>> begin Data shown

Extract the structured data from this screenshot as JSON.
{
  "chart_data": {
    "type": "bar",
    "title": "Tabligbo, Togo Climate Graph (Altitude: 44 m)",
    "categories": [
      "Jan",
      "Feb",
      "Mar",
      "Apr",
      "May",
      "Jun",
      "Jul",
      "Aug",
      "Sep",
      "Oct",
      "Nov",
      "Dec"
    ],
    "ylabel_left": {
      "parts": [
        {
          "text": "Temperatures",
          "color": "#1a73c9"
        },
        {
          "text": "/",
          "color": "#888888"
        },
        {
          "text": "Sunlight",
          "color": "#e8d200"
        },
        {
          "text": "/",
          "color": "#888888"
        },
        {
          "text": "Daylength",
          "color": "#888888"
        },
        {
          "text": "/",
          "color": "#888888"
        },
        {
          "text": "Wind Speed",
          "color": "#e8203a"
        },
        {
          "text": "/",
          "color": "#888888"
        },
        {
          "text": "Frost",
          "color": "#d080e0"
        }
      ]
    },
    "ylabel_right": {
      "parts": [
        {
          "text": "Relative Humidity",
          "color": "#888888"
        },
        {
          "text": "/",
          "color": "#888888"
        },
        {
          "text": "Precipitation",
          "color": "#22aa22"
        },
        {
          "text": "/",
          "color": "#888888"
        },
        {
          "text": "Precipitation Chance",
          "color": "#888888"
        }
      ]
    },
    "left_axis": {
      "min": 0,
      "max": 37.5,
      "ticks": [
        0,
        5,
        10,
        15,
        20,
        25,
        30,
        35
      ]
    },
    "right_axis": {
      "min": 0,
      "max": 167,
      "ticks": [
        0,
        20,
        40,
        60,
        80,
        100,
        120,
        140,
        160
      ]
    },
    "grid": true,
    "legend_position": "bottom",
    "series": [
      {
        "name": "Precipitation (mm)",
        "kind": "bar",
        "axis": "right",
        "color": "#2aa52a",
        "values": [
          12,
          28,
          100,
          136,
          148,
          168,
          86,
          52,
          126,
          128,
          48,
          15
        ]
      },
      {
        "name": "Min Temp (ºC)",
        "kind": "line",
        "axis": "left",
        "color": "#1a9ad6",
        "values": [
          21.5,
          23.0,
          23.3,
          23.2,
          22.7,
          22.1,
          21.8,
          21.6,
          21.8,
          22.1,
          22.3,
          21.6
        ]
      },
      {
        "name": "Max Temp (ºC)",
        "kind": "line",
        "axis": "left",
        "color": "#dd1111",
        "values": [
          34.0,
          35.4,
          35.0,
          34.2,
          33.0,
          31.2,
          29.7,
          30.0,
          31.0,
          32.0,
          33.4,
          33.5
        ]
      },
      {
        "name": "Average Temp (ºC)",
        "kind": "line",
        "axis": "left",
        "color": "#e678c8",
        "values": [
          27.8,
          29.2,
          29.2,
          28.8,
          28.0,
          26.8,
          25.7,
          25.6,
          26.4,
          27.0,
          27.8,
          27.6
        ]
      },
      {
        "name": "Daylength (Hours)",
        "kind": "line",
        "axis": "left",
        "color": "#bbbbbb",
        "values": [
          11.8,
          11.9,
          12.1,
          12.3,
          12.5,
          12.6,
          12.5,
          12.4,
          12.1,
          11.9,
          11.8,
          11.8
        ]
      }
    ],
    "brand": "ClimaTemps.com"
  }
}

>> end Data shown

▶ _Exercise objective_: Show all lines above holding "Daylength".

▶ _Response to the exercise_:
          "text": "Daylength",
        "name": "Daylength (Hours)",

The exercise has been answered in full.